**THE EXERCISE**
Restate all of the data exactly.
Begin
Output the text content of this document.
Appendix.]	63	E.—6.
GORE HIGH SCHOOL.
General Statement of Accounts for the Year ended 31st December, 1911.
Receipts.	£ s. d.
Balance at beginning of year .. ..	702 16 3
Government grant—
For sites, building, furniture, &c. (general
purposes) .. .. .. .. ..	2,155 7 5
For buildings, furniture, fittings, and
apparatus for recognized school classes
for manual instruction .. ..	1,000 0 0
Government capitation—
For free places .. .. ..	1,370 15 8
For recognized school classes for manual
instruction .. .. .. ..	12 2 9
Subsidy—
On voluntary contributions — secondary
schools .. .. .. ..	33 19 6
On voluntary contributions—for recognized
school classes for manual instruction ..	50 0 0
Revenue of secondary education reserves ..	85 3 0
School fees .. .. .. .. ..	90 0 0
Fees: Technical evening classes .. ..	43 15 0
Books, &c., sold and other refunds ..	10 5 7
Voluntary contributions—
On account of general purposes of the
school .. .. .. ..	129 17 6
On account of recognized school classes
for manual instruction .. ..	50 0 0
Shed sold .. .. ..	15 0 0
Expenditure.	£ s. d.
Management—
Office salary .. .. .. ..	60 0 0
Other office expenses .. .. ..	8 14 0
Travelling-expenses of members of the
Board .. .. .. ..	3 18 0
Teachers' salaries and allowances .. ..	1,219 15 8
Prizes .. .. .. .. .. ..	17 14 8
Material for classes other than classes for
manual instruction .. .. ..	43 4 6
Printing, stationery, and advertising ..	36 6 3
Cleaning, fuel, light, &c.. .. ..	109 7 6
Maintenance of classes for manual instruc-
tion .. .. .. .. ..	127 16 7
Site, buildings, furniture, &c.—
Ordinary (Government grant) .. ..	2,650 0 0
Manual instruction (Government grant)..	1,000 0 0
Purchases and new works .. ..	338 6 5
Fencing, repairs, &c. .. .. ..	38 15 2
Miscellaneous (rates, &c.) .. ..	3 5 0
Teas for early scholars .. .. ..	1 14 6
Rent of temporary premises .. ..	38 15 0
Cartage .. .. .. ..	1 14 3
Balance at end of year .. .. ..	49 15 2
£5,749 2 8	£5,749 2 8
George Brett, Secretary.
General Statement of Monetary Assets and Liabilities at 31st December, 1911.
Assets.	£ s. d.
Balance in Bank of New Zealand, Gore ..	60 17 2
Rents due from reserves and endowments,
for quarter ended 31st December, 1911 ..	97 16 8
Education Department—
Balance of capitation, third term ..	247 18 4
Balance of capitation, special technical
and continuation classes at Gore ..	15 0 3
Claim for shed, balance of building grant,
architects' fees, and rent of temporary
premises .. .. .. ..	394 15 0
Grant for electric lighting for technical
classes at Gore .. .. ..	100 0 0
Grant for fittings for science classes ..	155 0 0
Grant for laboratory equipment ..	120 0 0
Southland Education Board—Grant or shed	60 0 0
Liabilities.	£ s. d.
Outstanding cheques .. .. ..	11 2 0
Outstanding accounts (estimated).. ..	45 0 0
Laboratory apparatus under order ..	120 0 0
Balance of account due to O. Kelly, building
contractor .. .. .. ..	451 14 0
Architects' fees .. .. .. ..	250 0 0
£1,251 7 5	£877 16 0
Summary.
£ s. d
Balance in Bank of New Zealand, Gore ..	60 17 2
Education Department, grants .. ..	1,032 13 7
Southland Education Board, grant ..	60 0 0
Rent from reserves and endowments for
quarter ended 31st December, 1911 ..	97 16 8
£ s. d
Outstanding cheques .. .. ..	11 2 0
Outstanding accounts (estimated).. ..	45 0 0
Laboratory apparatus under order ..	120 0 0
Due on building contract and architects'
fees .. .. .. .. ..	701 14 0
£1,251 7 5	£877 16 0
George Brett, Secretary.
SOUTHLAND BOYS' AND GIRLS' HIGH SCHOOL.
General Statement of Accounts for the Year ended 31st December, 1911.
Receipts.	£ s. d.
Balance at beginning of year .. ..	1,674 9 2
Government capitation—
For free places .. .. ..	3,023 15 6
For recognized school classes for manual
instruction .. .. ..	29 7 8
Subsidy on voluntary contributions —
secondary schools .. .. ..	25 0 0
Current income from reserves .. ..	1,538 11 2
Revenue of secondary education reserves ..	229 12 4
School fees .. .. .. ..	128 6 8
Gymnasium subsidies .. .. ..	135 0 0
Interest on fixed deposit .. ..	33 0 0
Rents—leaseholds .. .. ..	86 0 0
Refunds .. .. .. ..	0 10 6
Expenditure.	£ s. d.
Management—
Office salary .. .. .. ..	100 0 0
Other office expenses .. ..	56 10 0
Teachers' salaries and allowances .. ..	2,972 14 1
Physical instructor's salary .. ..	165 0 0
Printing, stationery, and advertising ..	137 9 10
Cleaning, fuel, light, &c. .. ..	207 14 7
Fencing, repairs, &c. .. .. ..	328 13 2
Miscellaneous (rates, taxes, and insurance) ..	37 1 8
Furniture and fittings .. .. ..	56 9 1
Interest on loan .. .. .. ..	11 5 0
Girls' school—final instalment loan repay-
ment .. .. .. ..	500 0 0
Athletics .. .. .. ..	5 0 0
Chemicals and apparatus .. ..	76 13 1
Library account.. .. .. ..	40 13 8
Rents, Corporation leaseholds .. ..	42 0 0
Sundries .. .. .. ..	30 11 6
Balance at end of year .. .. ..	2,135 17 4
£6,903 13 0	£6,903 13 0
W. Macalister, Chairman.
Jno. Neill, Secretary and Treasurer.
End
**RESULT BELOW**
Output the text content of this document.
Appendix.]	63	E.—6.
GORE HIGH SCHOOL.
General Statement of Accounts for the Year ended 31st December, 1911.
Receipts.	£ s. d.
Balance at beginning of year .. ..	702 16 3
Government grant—
For sites, building, furniture, &c. (general
purposes) .. .. .. .. ..	2,155 7 5
For buildings, furniture, fittings, and
apparatus for recognized school classes
for manual instruction .. ..	1,000 0 0
Government capitation—
For free places .. .. ..	1,370 15 8
For recognized school classes for manual
instruction .. .. .. ..	12 2 9
Subsidy—
On voluntary contributions — secondary
schools .. .. .. ..	33 19 6
On voluntary contributions—for recognized
school classes for manual instruction ..	50 0 0
Revenue of secondary education reserves ..	85 3 0
School fees .. .. .. .. ..	90 0 0
Fees: Technical evening classes .. ..	43 15 0
Books, &c., sold and other refunds ..	10 5 7
Voluntary contributions—
On account of general purposes of the
school .. .. .. ..	129 17 6
On account of recognized school classes
for manual instruction .. ..	50 0 0
Shed sold .. .. ..	15 0 0
Expenditure.	£ s. d.
Management—
Office salary .. .. .. ..	60 0 0
Other office expenses .. .. ..	8 14 0
Travelling-expenses of members of the
Board .. .. .. ..	3 18 0
Teachers' salaries and allowances .. ..	1,219 15 8
Prizes .. .. .. .. .. ..	17 14 8
Material for classes other than classes for
manual instruction .. .. ..	43 4 6
Printing, stationery, and advertising ..	36 6 3
Cleaning, fuel, light, &c.. .. ..	109 7 6
Maintenance of classes for manual instruc-
tion .. .. .. .. ..	127 16 7
Site, buildings, furniture, &c.—
Ordinary (Government grant) .. ..	2,650 0 0
Manual instruction (Government grant)..	1,000 0 0
Purchases and new works .. ..	338 6 5
Fencing, repairs, &c. .. .. ..	38 15 2
Miscellaneous (rates, &c.) .. ..	3 5 0
Teas for early scholars .. .. ..	1 14 6
Rent of temporary premises .. ..	38 15 0
Cartage .. .. .. ..	1 14 3
Balance at end of year .. .. ..	49 15 2
£5,749 2 8	£5,749 2 8
George Brett, Secretary.
General Statement of Monetary Assets and Liabilities at 31st December, 1911.
Assets.	£ s. d.
Balance in Bank of New Zealand, Gore ..	60 17 2
Rents due from reserves and endowments,
for quarter ended 31st December, 1911 ..	97 16 8
Education Department—
Balance of capitation, third term ..	247 18 4
Balance of capitation, special technical
and continuation classes at Gore ..	15 0 3
Claim for shed, balance of building grant,
architects' fees, and rent of temporary
premises .. .. .. ..	394 15 0
Grant for electric lighting for technical
classes at Gore .. .. ..	100 0 0
Grant for fittings for science classes ..	155 0 0
Grant for laboratory equipment ..	120 0 0
Southland Education Board—Grant or shed	60 0 0
Liabilities.	£ s. d.
Outstanding cheques .. .. ..	11 2 0
Outstanding accounts (estimated).. ..	45 0 0
Laboratory apparatus under order ..	120 0 0
Balance of account due to O. Kelly, building
contractor .. .. .. ..	451 14 0
Architects' fees .. .. .. ..	250 0 0
£1,251 7 5	£877 16 0
Summary.
£ s. d
Balance in Bank of New Zealand, Gore ..	60 17 2
Education Department, grants .. ..	1,032 13 7
Southland Education Board, grant ..	60 0 0
Rent from reserves and endowments for
quarter ended 31st December, 1911 ..	97 16 8
£ s. d
Outstanding cheques .. .. ..	11 2 0
Outstanding accounts (estimated).. ..	45 0 0
Laboratory apparatus under order ..	120 0 0
Due on building contract and architects'
fees .. .. .. .. ..	701 14 0
£1,251 7 5	£877 16 0
George Brett, Secretary.
SOUTHLAND BOYS' AND GIRLS' HIGH SCHOOL.
General Statement of Accounts for the Year ended 31st December, 1911.
Receipts.	£ s. d.
Balance at beginning of year .. ..	1,674 9 2
Government capitation—
For free places .. .. ..	3,023 15 6
For recognized school classes for manual
instruction .. .. ..	29 7 8
Subsidy on voluntary contributions —
secondary schools .. .. ..	25 0 0
Current income from reserves .. ..	1,538 11 2
Revenue of secondary education reserves ..	229 12 4
School fees .. .. .. ..	128 6 8
Gymnasium subsidies .. .. ..	135 0 0
Interest on fixed deposit .. ..	33 0 0
Rents—leaseholds .. .. ..	86 0 0
Refunds .. .. .. ..	0 10 6
Expenditure.	£ s. d.
Management—
Office salary .. .. .. ..	100 0 0
Other office expenses .. ..	56 10 0
Teachers' salaries and allowances .. ..	2,972 14 1
Physical instructor's salary .. ..	165 0 0
Printing, stationery, and advertising ..	137 9 10
Cleaning, fuel, light, &c. .. ..	207 14 7
Fencing, repairs, &c. .. .. ..	328 13 2
Miscellaneous (rates, taxes, and insurance) ..	37 1 8
Furniture and fittings .. .. ..	56 9 1
Interest on loan .. .. .. ..	11 5 0
Girls' school—final instalment loan repay-
ment .. .. .. ..	500 0 0
Athletics .. .. .. ..	5 0 0
Chemicals and apparatus .. ..	76 13 1
Library account.. .. .. ..	40 13 8
Rents, Corporation leaseholds .. ..	42 0 0
Sundries .. .. .. ..	30 11 6
Balance at end of year .. .. ..	2,135 17 4
£6,903 13 0	£6,903 13 0
W. Macalister, Chairman.
Jno. Neill, Secretary and Treasurer.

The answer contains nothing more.